■ WHAT THE TASK ASKS: In this exercise, return the whole listing exactly, excluding any images.

■ Records from a collection of figures:

-- Start --

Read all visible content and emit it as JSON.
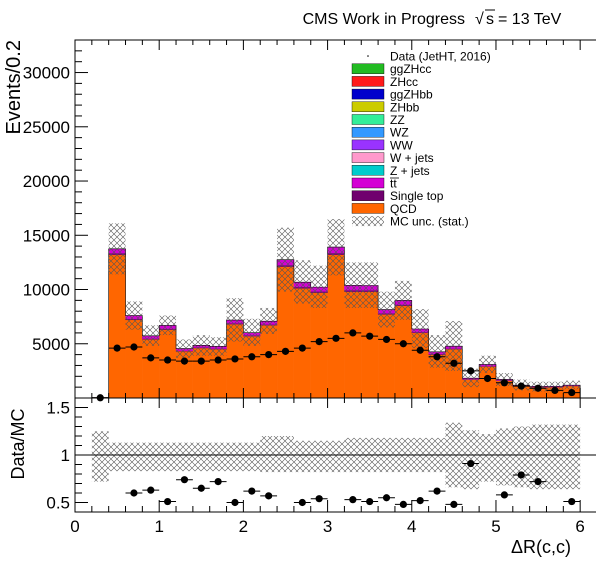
{
  "chart_data": [
    {
      "type": "bar",
      "header": {
        "title": "CMS Work in Progress",
        "energy_label": "= 13 TeV",
        "sqrt_s_symbol": "s"
      },
      "ylabel": "Events/0.2",
      "xlabel": "",
      "xlim": [
        0,
        6.2
      ],
      "ylim": [
        0,
        33000
      ],
      "x_edges": [
        0.2,
        0.4,
        0.6,
        0.8,
        1.0,
        1.2,
        1.4,
        1.6,
        1.8,
        2.0,
        2.2,
        2.4,
        2.6,
        2.8,
        3.0,
        3.2,
        3.4,
        3.6,
        3.8,
        4.0,
        4.2,
        4.4,
        4.6,
        4.8,
        5.0,
        5.2,
        5.4,
        5.6,
        5.8,
        6.0
      ],
      "stack_order_bottom_to_top": [
        "QCD",
        "Single top",
        "tt"
      ],
      "series": [
        {
          "name": "QCD",
          "color": "#ff6600",
          "values": [
            40,
            13200,
            7200,
            5400,
            6300,
            4300,
            4600,
            4500,
            6800,
            5700,
            6700,
            12100,
            10100,
            9700,
            13200,
            9800,
            9800,
            7700,
            8500,
            6000,
            4000,
            4500,
            1700,
            2900,
            1600,
            1100,
            1000,
            1000,
            1100
          ]
        },
        {
          "name": "Single top",
          "color": "#70006e",
          "values": [
            0,
            150,
            100,
            80,
            90,
            60,
            60,
            60,
            80,
            70,
            80,
            150,
            130,
            120,
            160,
            130,
            120,
            100,
            110,
            80,
            60,
            60,
            30,
            40,
            25,
            20,
            15,
            15,
            20
          ]
        },
        {
          "name": "tt",
          "color": "#d400d4",
          "values": [
            0,
            400,
            300,
            250,
            300,
            200,
            200,
            200,
            300,
            250,
            300,
            500,
            450,
            400,
            550,
            450,
            450,
            350,
            380,
            280,
            200,
            220,
            100,
            150,
            90,
            60,
            50,
            50,
            60
          ]
        }
      ],
      "mc_total": [
        40,
        13750,
        7600,
        5730,
        6690,
        4560,
        4860,
        4760,
        7180,
        6020,
        7080,
        12750,
        10680,
        10220,
        13910,
        10380,
        10370,
        8150,
        8990,
        6360,
        4260,
        4780,
        1830,
        3090,
        1715,
        1180,
        1065,
        1065,
        1180
      ],
      "mc_unc_up": [
        80,
        16100,
        8900,
        6700,
        7600,
        5400,
        5800,
        5600,
        9200,
        7300,
        8300,
        15700,
        12700,
        12200,
        16500,
        12500,
        12500,
        9800,
        10800,
        8200,
        5800,
        7100,
        2700,
        3900,
        2300,
        1700,
        1500,
        1500,
        1600
      ],
      "mc_unc_down": [
        0,
        11400,
        6300,
        4800,
        5800,
        3700,
        3900,
        3900,
        5200,
        4800,
        5900,
        9800,
        8700,
        8300,
        11300,
        8300,
        8300,
        6500,
        7200,
        4600,
        2800,
        2500,
        1000,
        2300,
        1100,
        700,
        600,
        600,
        800
      ],
      "data_points": {
        "name": "Data (JetHT, 2016)",
        "x": [
          0.3,
          0.5,
          0.7,
          0.9,
          1.1,
          1.3,
          1.5,
          1.7,
          1.9,
          2.1,
          2.3,
          2.5,
          2.7,
          2.9,
          3.1,
          3.3,
          3.5,
          3.7,
          3.9,
          4.1,
          4.3,
          4.5,
          4.7,
          4.9,
          5.1,
          5.3,
          5.5,
          5.7,
          5.9
        ],
        "y": [
          20,
          4600,
          4700,
          3700,
          3500,
          3400,
          3400,
          3500,
          3600,
          3800,
          4000,
          4300,
          4600,
          5200,
          5500,
          6000,
          5700,
          5400,
          5000,
          4400,
          3800,
          3200,
          2500,
          1800,
          1400,
          1100,
          900,
          700,
          500
        ]
      },
      "legend": {
        "placement": "top-right",
        "entries": [
          {
            "label": "Data (JetHT, 2016)",
            "style": "point",
            "color": "#000000"
          },
          {
            "label": "ggZHcc",
            "style": "box",
            "color": "#22bb22"
          },
          {
            "label": "ZHcc",
            "style": "box",
            "color": "#ff1a1a"
          },
          {
            "label": "ggZHbb",
            "style": "box",
            "color": "#0000cc"
          },
          {
            "label": "ZHbb",
            "style": "box",
            "color": "#cccc00"
          },
          {
            "label": "ZZ",
            "style": "box",
            "color": "#33ee99"
          },
          {
            "label": "WZ",
            "style": "box",
            "color": "#3399ff"
          },
          {
            "label": "WW",
            "style": "box",
            "color": "#9933ff"
          },
          {
            "label": "W + jets",
            "style": "box",
            "color": "#ff99cc"
          },
          {
            "label": "Z + jets",
            "style": "box",
            "color": "#00cccc"
          },
          {
            "label": "tt",
            "style": "box",
            "color": "#d400d4",
            "overline": true
          },
          {
            "label": "Single top",
            "style": "box",
            "color": "#70006e"
          },
          {
            "label": "QCD",
            "style": "box",
            "color": "#ff6600"
          },
          {
            "label": "MC unc. (stat.)",
            "style": "hatch",
            "color": "#000000"
          }
        ]
      },
      "y_ticks": [
        5000,
        10000,
        15000,
        20000,
        25000,
        30000
      ],
      "grid": false
    },
    {
      "type": "scatter",
      "ylabel": "Data/MC",
      "xlabel": "ΔR(c,c)",
      "xlim": [
        0,
        6.2
      ],
      "ylim": [
        0.4,
        1.6
      ],
      "reference_line": 1,
      "x_ticks": [
        0,
        1,
        2,
        3,
        4,
        5,
        6
      ],
      "y_ticks": [
        0.5,
        1,
        1.5
      ],
      "ratio_unc_up": [
        1.25,
        1.13,
        1.13,
        1.13,
        1.13,
        1.13,
        1.13,
        1.13,
        1.13,
        1.13,
        1.2,
        1.2,
        1.15,
        1.15,
        1.15,
        1.18,
        1.18,
        1.18,
        1.18,
        1.18,
        1.18,
        1.34,
        1.26,
        1.22,
        1.28,
        1.3,
        1.32,
        1.32,
        1.32
      ],
      "ratio_unc_down": [
        0.72,
        0.83,
        0.83,
        0.83,
        0.83,
        0.83,
        0.83,
        0.83,
        0.83,
        0.83,
        0.82,
        0.82,
        0.82,
        0.82,
        0.82,
        0.82,
        0.82,
        0.82,
        0.82,
        0.82,
        0.82,
        0.66,
        0.64,
        0.72,
        0.68,
        0.66,
        0.64,
        0.64,
        0.64
      ],
      "points": {
        "x": [
          0.7,
          0.9,
          1.1,
          1.3,
          1.5,
          1.7,
          1.9,
          2.1,
          2.3,
          2.7,
          2.9,
          3.3,
          3.5,
          3.7,
          3.9,
          4.1,
          4.3,
          4.5,
          4.7,
          5.1,
          5.3,
          5.5,
          5.9
        ],
        "y": [
          0.6,
          0.63,
          0.51,
          0.74,
          0.65,
          0.72,
          0.5,
          0.62,
          0.57,
          0.5,
          0.54,
          0.53,
          0.51,
          0.55,
          0.48,
          0.52,
          0.62,
          0.48,
          0.91,
          0.58,
          0.79,
          0.72,
          0.51
        ]
      }
    }
  ]
}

-- End --

■ SOLUTION:
Read all visible content and emit it as JSON.
{
  "chart_data": [
    {
      "type": "bar",
      "header": {
        "title": "CMS Work in Progress",
        "energy_label": "= 13 TeV",
        "sqrt_s_symbol": "s"
      },
      "ylabel": "Events/0.2",
      "xlabel": "",
      "xlim": [
        0,
        6.2
      ],
      "ylim": [
        0,
        33000
      ],
      "x_edges": [
        0.2,
        0.4,
        0.6,
        0.8,
        1.0,
        1.2,
        1.4,
        1.6,
        1.8,
        2.0,
        2.2,
        2.4,
        2.6,
        2.8,
        3.0,
        3.2,
        3.4,
        3.6,
        3.8,
        4.0,
        4.2,
        4.4,
        4.6,
        4.8,
        5.0,
        5.2,
        5.4,
        5.6,
        5.8,
        6.0
      ],
      "stack_order_bottom_to_top": [
        "QCD",
        "Single top",
        "tt"
      ],
      "series": [
        {
          "name": "QCD",
          "color": "#ff6600",
          "values": [
            40,
            13200,
            7200,
            5400,
            6300,
            4300,
            4600,
            4500,
            6800,
            5700,
            6700,
            12100,
            10100,
            9700,
            13200,
            9800,
            9800,
            7700,
            8500,
            6000,
            4000,
            4500,
            1700,
            2900,
            1600,
            1100,
            1000,
            1000,
            1100
          ]
        },
        {
          "name": "Single top",
          "color": "#70006e",
          "values": [
            0,
            150,
            100,
            80,
            90,
            60,
            60,
            60,
            80,
            70,
            80,
            150,
            130,
            120,
            160,
            130,
            120,
            100,
            110,
            80,
            60,
            60,
            30,
            40,
            25,
            20,
            15,
            15,
            20
          ]
        },
        {
          "name": "tt",
          "color": "#d400d4",
          "values": [
            0,
            400,
            300,
            250,
            300,
            200,
            200,
            200,
            300,
            250,
            300,
            500,
            450,
            400,
            550,
            450,
            450,
            350,
            380,
            280,
            200,
            220,
            100,
            150,
            90,
            60,
            50,
            50,
            60
          ]
        }
      ],
      "mc_total": [
        40,
        13750,
        7600,
        5730,
        6690,
        4560,
        4860,
        4760,
        7180,
        6020,
        7080,
        12750,
        10680,
        10220,
        13910,
        10380,
        10370,
        8150,
        8990,
        6360,
        4260,
        4780,
        1830,
        3090,
        1715,
        1180,
        1065,
        1065,
        1180
      ],
      "mc_unc_up": [
        80,
        16100,
        8900,
        6700,
        7600,
        5400,
        5800,
        5600,
        9200,
        7300,
        8300,
        15700,
        12700,
        12200,
        16500,
        12500,
        12500,
        9800,
        10800,
        8200,
        5800,
        7100,
        2700,
        3900,
        2300,
        1700,
        1500,
        1500,
        1600
      ],
      "mc_unc_down": [
        0,
        11400,
        6300,
        4800,
        5800,
        3700,
        3900,
        3900,
        5200,
        4800,
        5900,
        9800,
        8700,
        8300,
        11300,
        8300,
        8300,
        6500,
        7200,
        4600,
        2800,
        2500,
        1000,
        2300,
        1100,
        700,
        600,
        600,
        800
      ],
      "data_points": {
        "name": "Data (JetHT, 2016)",
        "x": [
          0.3,
          0.5,
          0.7,
          0.9,
          1.1,
          1.3,
          1.5,
          1.7,
          1.9,
          2.1,
          2.3,
          2.5,
          2.7,
          2.9,
          3.1,
          3.3,
          3.5,
          3.7,
          3.9,
          4.1,
          4.3,
          4.5,
          4.7,
          4.9,
          5.1,
          5.3,
          5.5,
          5.7,
          5.9
        ],
        "y": [
          20,
          4600,
          4700,
          3700,
          3500,
          3400,
          3400,
          3500,
          3600,
          3800,
          4000,
          4300,
          4600,
          5200,
          5500,
          6000,
          5700,
          5400,
          5000,
          4400,
          3800,
          3200,
          2500,
          1800,
          1400,
          1100,
          900,
          700,
          500
        ]
      },
      "legend": {
        "placement": "top-right",
        "entries": [
          {
            "label": "Data (JetHT, 2016)",
            "style": "point",
            "color": "#000000"
          },
          {
            "label": "ggZHcc",
            "style": "box",
            "color": "#22bb22"
          },
          {
            "label": "ZHcc",
            "style": "box",
            "color": "#ff1a1a"
          },
          {
            "label": "ggZHbb",
            "style": "box",
            "color": "#0000cc"
          },
          {
            "label": "ZHbb",
            "style": "box",
            "color": "#cccc00"
          },
          {
            "label": "ZZ",
            "style": "box",
            "color": "#33ee99"
          },
          {
            "label": "WZ",
            "style": "box",
            "color": "#3399ff"
          },
          {
            "label": "WW",
            "style": "box",
            "color": "#9933ff"
          },
          {
            "label": "W + jets",
            "style": "box",
            "color": "#ff99cc"
          },
          {
            "label": "Z + jets",
            "style": "box",
            "color": "#00cccc"
          },
          {
            "label": "tt",
            "style": "box",
            "color": "#d400d4",
            "overline": true
          },
          {
            "label": "Single top",
            "style": "box",
            "color": "#70006e"
          },
          {
            "label": "QCD",
            "style": "box",
            "color": "#ff6600"
          },
          {
            "label": "MC unc. (stat.)",
            "style": "hatch",
            "color": "#000000"
          }
        ]
      },
      "y_ticks": [
        5000,
        10000,
        15000,
        20000,
        25000,
        30000
      ],
      "grid": false
    },
    {
      "type": "scatter",
      "ylabel": "Data/MC",
      "xlabel": "ΔR(c,c)",
      "xlim": [
        0,
        6.2
      ],
      "ylim": [
        0.4,
        1.6
      ],
      "reference_line": 1,
      "x_ticks": [
        0,
        1,
        2,
        3,
        4,
        5,
        6
      ],
      "y_ticks": [
        0.5,
        1,
        1.5
      ],
      "ratio_unc_up": [
        1.25,
        1.13,
        1.13,
        1.13,
        1.13,
        1.13,
        1.13,
        1.13,
        1.13,
        1.13,
        1.2,
        1.2,
        1.15,
        1.15,
        1.15,
        1.18,
        1.18,
        1.18,
        1.18,
        1.18,
        1.18,
        1.34,
        1.26,
        1.22,
        1.28,
        1.3,
        1.32,
        1.32,
        1.32
      ],
      "ratio_unc_down": [
        0.72,
        0.83,
        0.83,
        0.83,
        0.83,
        0.83,
        0.83,
        0.83,
        0.83,
        0.83,
        0.82,
        0.82,
        0.82,
        0.82,
        0.82,
        0.82,
        0.82,
        0.82,
        0.82,
        0.82,
        0.82,
        0.66,
        0.64,
        0.72,
        0.68,
        0.66,
        0.64,
        0.64,
        0.64
      ],
      "points": {
        "x": [
          0.7,
          0.9,
          1.1,
          1.3,
          1.5,
          1.7,
          1.9,
          2.1,
          2.3,
          2.7,
          2.9,
          3.3,
          3.5,
          3.7,
          3.9,
          4.1,
          4.3,
          4.5,
          4.7,
          5.1,
          5.3,
          5.5,
          5.9
        ],
        "y": [
          0.6,
          0.63,
          0.51,
          0.74,
          0.65,
          0.72,
          0.5,
          0.62,
          0.57,
          0.5,
          0.54,
          0.53,
          0.51,
          0.55,
          0.48,
          0.52,
          0.62,
          0.48,
          0.91,
          0.58,
          0.79,
          0.72,
          0.51
        ]
      }
    }
  ]
}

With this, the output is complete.